▶ Directions
Write out the material exactly, leaving every picture behind.

▶ Data entries

[start]

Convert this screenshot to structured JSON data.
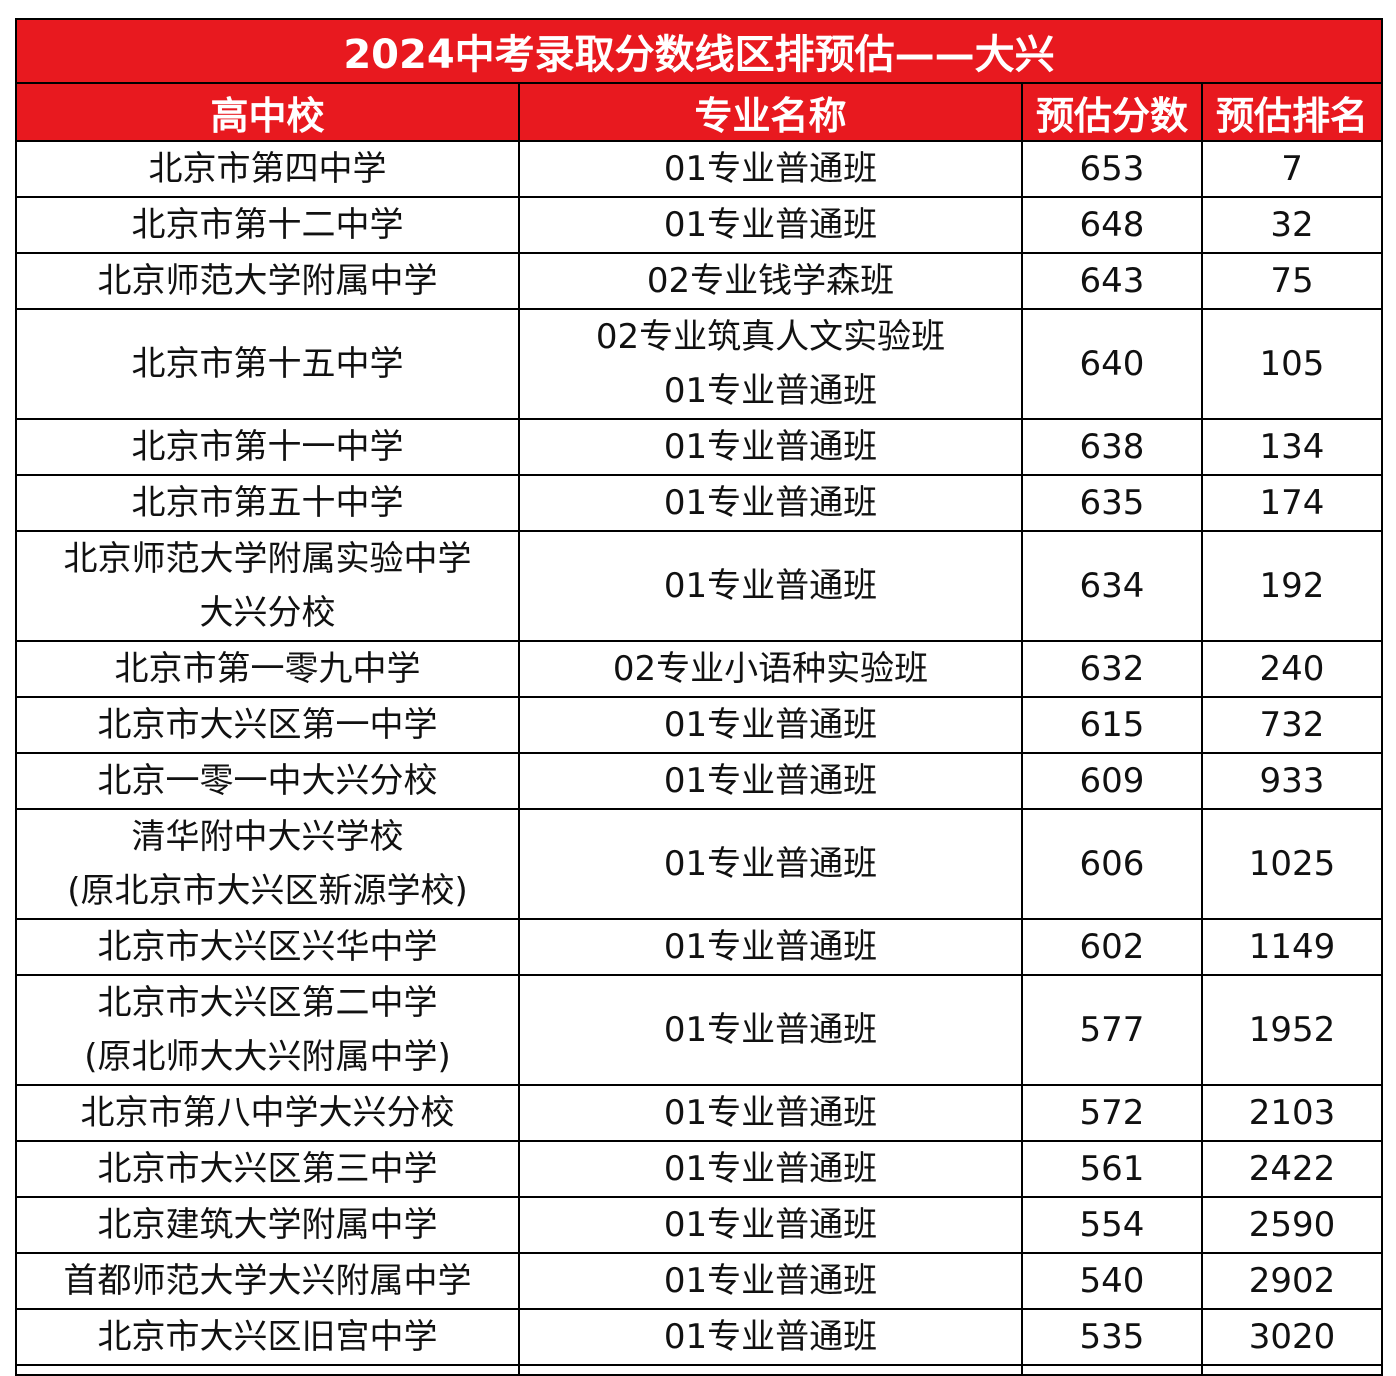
{
  "title": "2024中考录取分数线区排预估——大兴",
  "headers": {
    "school": "高中校",
    "major": "专业名称",
    "score": "预估分数",
    "rank": "预估排名"
  },
  "rows": [
    {
      "school": [
        "北京市第四中学"
      ],
      "major": [
        "01专业普通班"
      ],
      "score": "653",
      "rank": "7"
    },
    {
      "school": [
        "北京市第十二中学"
      ],
      "major": [
        "01专业普通班"
      ],
      "score": "648",
      "rank": "32"
    },
    {
      "school": [
        "北京师范大学附属中学"
      ],
      "major": [
        "02专业钱学森班"
      ],
      "score": "643",
      "rank": "75"
    },
    {
      "school": [
        "北京市第十五中学"
      ],
      "major": [
        "02专业筑真人文实验班",
        "01专业普通班"
      ],
      "score": "640",
      "rank": "105"
    },
    {
      "school": [
        "北京市第十一中学"
      ],
      "major": [
        "01专业普通班"
      ],
      "score": "638",
      "rank": "134"
    },
    {
      "school": [
        "北京市第五十中学"
      ],
      "major": [
        "01专业普通班"
      ],
      "score": "635",
      "rank": "174"
    },
    {
      "school": [
        "北京师范大学附属实验中学",
        "大兴分校"
      ],
      "major": [
        "01专业普通班"
      ],
      "score": "634",
      "rank": "192"
    },
    {
      "school": [
        "北京市第一零九中学"
      ],
      "major": [
        "02专业小语种实验班"
      ],
      "score": "632",
      "rank": "240"
    },
    {
      "school": [
        "北京市大兴区第一中学"
      ],
      "major": [
        "01专业普通班"
      ],
      "score": "615",
      "rank": "732"
    },
    {
      "school": [
        "北京一零一中大兴分校"
      ],
      "major": [
        "01专业普通班"
      ],
      "score": "609",
      "rank": "933"
    },
    {
      "school": [
        "清华附中大兴学校",
        "(原北京市大兴区新源学校)"
      ],
      "major": [
        "01专业普通班"
      ],
      "score": "606",
      "rank": "1025"
    },
    {
      "school": [
        "北京市大兴区兴华中学"
      ],
      "major": [
        "01专业普通班"
      ],
      "score": "602",
      "rank": "1149"
    },
    {
      "school": [
        "北京市大兴区第二中学",
        "(原北师大大兴附属中学)"
      ],
      "major": [
        "01专业普通班"
      ],
      "score": "577",
      "rank": "1952"
    },
    {
      "school": [
        "北京市第八中学大兴分校"
      ],
      "major": [
        "01专业普通班"
      ],
      "score": "572",
      "rank": "2103"
    },
    {
      "school": [
        "北京市大兴区第三中学"
      ],
      "major": [
        "01专业普通班"
      ],
      "score": "561",
      "rank": "2422"
    },
    {
      "school": [
        "北京建筑大学附属中学"
      ],
      "major": [
        "01专业普通班"
      ],
      "score": "554",
      "rank": "2590"
    },
    {
      "school": [
        "首都师范大学大兴附属中学"
      ],
      "major": [
        "01专业普通班"
      ],
      "score": "540",
      "rank": "2902"
    },
    {
      "school": [
        "北京市大兴区旧宫中学"
      ],
      "major": [
        "01专业普通班"
      ],
      "score": "535",
      "rank": "3020"
    }
  ],
  "colors": {
    "header_bg": "#e8191f",
    "header_text": "#ffffff",
    "border": "#000000"
  }
}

[end]

▶ Result of this exercise
Convert this screenshot to structured JSON data.
{
  "title": "2024中考录取分数线区排预估——大兴",
  "headers": {
    "school": "高中校",
    "major": "专业名称",
    "score": "预估分数",
    "rank": "预估排名"
  },
  "rows": [
    {
      "school": [
        "北京市第四中学"
      ],
      "major": [
        "01专业普通班"
      ],
      "score": "653",
      "rank": "7"
    },
    {
      "school": [
        "北京市第十二中学"
      ],
      "major": [
        "01专业普通班"
      ],
      "score": "648",
      "rank": "32"
    },
    {
      "school": [
        "北京师范大学附属中学"
      ],
      "major": [
        "02专业钱学森班"
      ],
      "score": "643",
      "rank": "75"
    },
    {
      "school": [
        "北京市第十五中学"
      ],
      "major": [
        "02专业筑真人文实验班",
        "01专业普通班"
      ],
      "score": "640",
      "rank": "105"
    },
    {
      "school": [
        "北京市第十一中学"
      ],
      "major": [
        "01专业普通班"
      ],
      "score": "638",
      "rank": "134"
    },
    {
      "school": [
        "北京市第五十中学"
      ],
      "major": [
        "01专业普通班"
      ],
      "score": "635",
      "rank": "174"
    },
    {
      "school": [
        "北京师范大学附属实验中学",
        "大兴分校"
      ],
      "major": [
        "01专业普通班"
      ],
      "score": "634",
      "rank": "192"
    },
    {
      "school": [
        "北京市第一零九中学"
      ],
      "major": [
        "02专业小语种实验班"
      ],
      "score": "632",
      "rank": "240"
    },
    {
      "school": [
        "北京市大兴区第一中学"
      ],
      "major": [
        "01专业普通班"
      ],
      "score": "615",
      "rank": "732"
    },
    {
      "school": [
        "北京一零一中大兴分校"
      ],
      "major": [
        "01专业普通班"
      ],
      "score": "609",
      "rank": "933"
    },
    {
      "school": [
        "清华附中大兴学校",
        "(原北京市大兴区新源学校)"
      ],
      "major": [
        "01专业普通班"
      ],
      "score": "606",
      "rank": "1025"
    },
    {
      "school": [
        "北京市大兴区兴华中学"
      ],
      "major": [
        "01专业普通班"
      ],
      "score": "602",
      "rank": "1149"
    },
    {
      "school": [
        "北京市大兴区第二中学",
        "(原北师大大兴附属中学)"
      ],
      "major": [
        "01专业普通班"
      ],
      "score": "577",
      "rank": "1952"
    },
    {
      "school": [
        "北京市第八中学大兴分校"
      ],
      "major": [
        "01专业普通班"
      ],
      "score": "572",
      "rank": "2103"
    },
    {
      "school": [
        "北京市大兴区第三中学"
      ],
      "major": [
        "01专业普通班"
      ],
      "score": "561",
      "rank": "2422"
    },
    {
      "school": [
        "北京建筑大学附属中学"
      ],
      "major": [
        "01专业普通班"
      ],
      "score": "554",
      "rank": "2590"
    },
    {
      "school": [
        "首都师范大学大兴附属中学"
      ],
      "major": [
        "01专业普通班"
      ],
      "score": "540",
      "rank": "2902"
    },
    {
      "school": [
        "北京市大兴区旧宫中学"
      ],
      "major": [
        "01专业普通班"
      ],
      "score": "535",
      "rank": "3020"
    }
  ],
  "colors": {
    "header_bg": "#e8191f",
    "header_text": "#ffffff",
    "border": "#000000"
  }
}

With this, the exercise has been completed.